• **What is asked**
Output the records. Match them exactly.

• **Entries shown**
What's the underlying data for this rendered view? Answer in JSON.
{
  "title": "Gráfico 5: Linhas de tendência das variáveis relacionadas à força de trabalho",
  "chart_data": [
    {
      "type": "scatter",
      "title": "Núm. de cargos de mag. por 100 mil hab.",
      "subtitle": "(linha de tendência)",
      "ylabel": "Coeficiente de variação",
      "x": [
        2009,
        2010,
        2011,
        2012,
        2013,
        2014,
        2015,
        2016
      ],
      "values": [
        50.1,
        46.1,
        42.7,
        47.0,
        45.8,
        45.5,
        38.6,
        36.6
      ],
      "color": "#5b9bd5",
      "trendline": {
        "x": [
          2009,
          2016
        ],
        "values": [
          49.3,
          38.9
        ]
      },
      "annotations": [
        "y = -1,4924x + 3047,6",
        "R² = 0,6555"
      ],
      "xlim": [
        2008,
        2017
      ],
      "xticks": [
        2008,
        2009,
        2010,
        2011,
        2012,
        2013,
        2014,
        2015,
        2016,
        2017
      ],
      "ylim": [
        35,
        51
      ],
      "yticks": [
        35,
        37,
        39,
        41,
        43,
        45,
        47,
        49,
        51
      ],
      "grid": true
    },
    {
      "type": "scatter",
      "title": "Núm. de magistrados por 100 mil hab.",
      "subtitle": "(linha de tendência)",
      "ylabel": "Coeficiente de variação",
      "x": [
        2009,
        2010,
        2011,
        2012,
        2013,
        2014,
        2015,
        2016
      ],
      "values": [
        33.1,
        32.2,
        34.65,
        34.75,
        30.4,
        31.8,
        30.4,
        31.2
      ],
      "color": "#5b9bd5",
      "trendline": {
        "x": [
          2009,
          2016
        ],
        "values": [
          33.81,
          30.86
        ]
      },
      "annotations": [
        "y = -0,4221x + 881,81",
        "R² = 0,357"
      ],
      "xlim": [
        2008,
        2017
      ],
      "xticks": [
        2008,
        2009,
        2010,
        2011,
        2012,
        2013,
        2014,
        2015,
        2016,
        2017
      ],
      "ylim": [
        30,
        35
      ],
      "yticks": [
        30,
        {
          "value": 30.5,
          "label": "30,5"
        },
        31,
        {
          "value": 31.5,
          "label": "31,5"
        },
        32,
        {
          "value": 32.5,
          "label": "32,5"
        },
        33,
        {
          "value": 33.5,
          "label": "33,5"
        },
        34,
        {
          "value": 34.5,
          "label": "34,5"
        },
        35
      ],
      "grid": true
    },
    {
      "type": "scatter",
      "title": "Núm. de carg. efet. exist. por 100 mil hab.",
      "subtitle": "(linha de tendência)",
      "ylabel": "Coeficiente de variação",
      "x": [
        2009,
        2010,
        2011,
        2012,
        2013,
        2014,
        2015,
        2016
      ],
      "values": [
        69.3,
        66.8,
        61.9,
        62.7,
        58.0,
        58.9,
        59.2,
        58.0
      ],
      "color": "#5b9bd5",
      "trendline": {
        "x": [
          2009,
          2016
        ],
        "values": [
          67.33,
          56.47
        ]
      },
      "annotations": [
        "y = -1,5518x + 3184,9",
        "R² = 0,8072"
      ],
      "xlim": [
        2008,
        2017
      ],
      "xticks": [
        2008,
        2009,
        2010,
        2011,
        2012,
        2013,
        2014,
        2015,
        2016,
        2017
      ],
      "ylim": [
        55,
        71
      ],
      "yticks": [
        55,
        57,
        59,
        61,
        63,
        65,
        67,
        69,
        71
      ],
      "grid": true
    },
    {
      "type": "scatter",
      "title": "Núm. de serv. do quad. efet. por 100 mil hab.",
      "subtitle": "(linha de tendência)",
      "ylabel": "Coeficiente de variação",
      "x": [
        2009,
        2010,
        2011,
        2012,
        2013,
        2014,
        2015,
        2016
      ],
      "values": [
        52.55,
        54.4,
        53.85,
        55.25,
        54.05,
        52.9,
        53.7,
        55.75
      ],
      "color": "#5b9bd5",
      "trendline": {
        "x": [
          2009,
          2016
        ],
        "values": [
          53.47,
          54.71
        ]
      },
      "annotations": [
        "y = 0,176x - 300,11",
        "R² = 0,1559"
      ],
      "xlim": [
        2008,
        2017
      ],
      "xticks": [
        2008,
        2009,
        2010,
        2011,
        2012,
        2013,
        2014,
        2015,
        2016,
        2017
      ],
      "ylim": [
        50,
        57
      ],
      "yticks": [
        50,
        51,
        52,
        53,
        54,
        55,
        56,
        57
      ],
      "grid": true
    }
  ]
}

• **Solution**
What's the underlying data for this rendered view? Answer in JSON.
{
  "title": "Gráfico 5: Linhas de tendência das variáveis relacionadas à força de trabalho",
  "chart_data": [
    {
      "type": "scatter",
      "title": "Núm. de cargos de mag. por 100 mil hab.",
      "subtitle": "(linha de tendência)",
      "ylabel": "Coeficiente de variação",
      "x": [
        2009,
        2010,
        2011,
        2012,
        2013,
        2014,
        2015,
        2016
      ],
      "values": [
        50.1,
        46.1,
        42.7,
        47.0,
        45.8,
        45.5,
        38.6,
        36.6
      ],
      "color": "#5b9bd5",
      "trendline": {
        "x": [
          2009,
          2016
        ],
        "values": [
          49.3,
          38.9
        ]
      },
      "annotations": [
        "y = -1,4924x + 3047,6",
        "R² = 0,6555"
      ],
      "xlim": [
        2008,
        2017
      ],
      "xticks": [
        2008,
        2009,
        2010,
        2011,
        2012,
        2013,
        2014,
        2015,
        2016,
        2017
      ],
      "ylim": [
        35,
        51
      ],
      "yticks": [
        35,
        37,
        39,
        41,
        43,
        45,
        47,
        49,
        51
      ],
      "grid": true
    },
    {
      "type": "scatter",
      "title": "Núm. de magistrados por 100 mil hab.",
      "subtitle": "(linha de tendência)",
      "ylabel": "Coeficiente de variação",
      "x": [
        2009,
        2010,
        2011,
        2012,
        2013,
        2014,
        2015,
        2016
      ],
      "values": [
        33.1,
        32.2,
        34.65,
        34.75,
        30.4,
        31.8,
        30.4,
        31.2
      ],
      "color": "#5b9bd5",
      "trendline": {
        "x": [
          2009,
          2016
        ],
        "values": [
          33.81,
          30.86
        ]
      },
      "annotations": [
        "y = -0,4221x + 881,81",
        "R² = 0,357"
      ],
      "xlim": [
        2008,
        2017
      ],
      "xticks": [
        2008,
        2009,
        2010,
        2011,
        2012,
        2013,
        2014,
        2015,
        2016,
        2017
      ],
      "ylim": [
        30,
        35
      ],
      "yticks": [
        30,
        {
          "value": 30.5,
          "label": "30,5"
        },
        31,
        {
          "value": 31.5,
          "label": "31,5"
        },
        32,
        {
          "value": 32.5,
          "label": "32,5"
        },
        33,
        {
          "value": 33.5,
          "label": "33,5"
        },
        34,
        {
          "value": 34.5,
          "label": "34,5"
        },
        35
      ],
      "grid": true
    },
    {
      "type": "scatter",
      "title": "Núm. de carg. efet. exist. por 100 mil hab.",
      "subtitle": "(linha de tendência)",
      "ylabel": "Coeficiente de variação",
      "x": [
        2009,
        2010,
        2011,
        2012,
        2013,
        2014,
        2015,
        2016
      ],
      "values": [
        69.3,
        66.8,
        61.9,
        62.7,
        58.0,
        58.9,
        59.2,
        58.0
      ],
      "color": "#5b9bd5",
      "trendline": {
        "x": [
          2009,
          2016
        ],
        "values": [
          67.33,
          56.47
        ]
      },
      "annotations": [
        "y = -1,5518x + 3184,9",
        "R² = 0,8072"
      ],
      "xlim": [
        2008,
        2017
      ],
      "xticks": [
        2008,
        2009,
        2010,
        2011,
        2012,
        2013,
        2014,
        2015,
        2016,
        2017
      ],
      "ylim": [
        55,
        71
      ],
      "yticks": [
        55,
        57,
        59,
        61,
        63,
        65,
        67,
        69,
        71
      ],
      "grid": true
    },
    {
      "type": "scatter",
      "title": "Núm. de serv. do quad. efet. por 100 mil hab.",
      "subtitle": "(linha de tendência)",
      "ylabel": "Coeficiente de variação",
      "x": [
        2009,
        2010,
        2011,
        2012,
        2013,
        2014,
        2015,
        2016
      ],
      "values": [
        52.55,
        54.4,
        53.85,
        55.25,
        54.05,
        52.9,
        53.7,
        55.75
      ],
      "color": "#5b9bd5",
      "trendline": {
        "x": [
          2009,
          2016
        ],
        "values": [
          53.47,
          54.71
        ]
      },
      "annotations": [
        "y = 0,176x - 300,11",
        "R² = 0,1559"
      ],
      "xlim": [
        2008,
        2017
      ],
      "xticks": [
        2008,
        2009,
        2010,
        2011,
        2012,
        2013,
        2014,
        2015,
        2016,
        2017
      ],
      "ylim": [
        50,
        57
      ],
      "yticks": [
        50,
        51,
        52,
        53,
        54,
        55,
        56,
        57
      ],
      "grid": true
    }
  ]
}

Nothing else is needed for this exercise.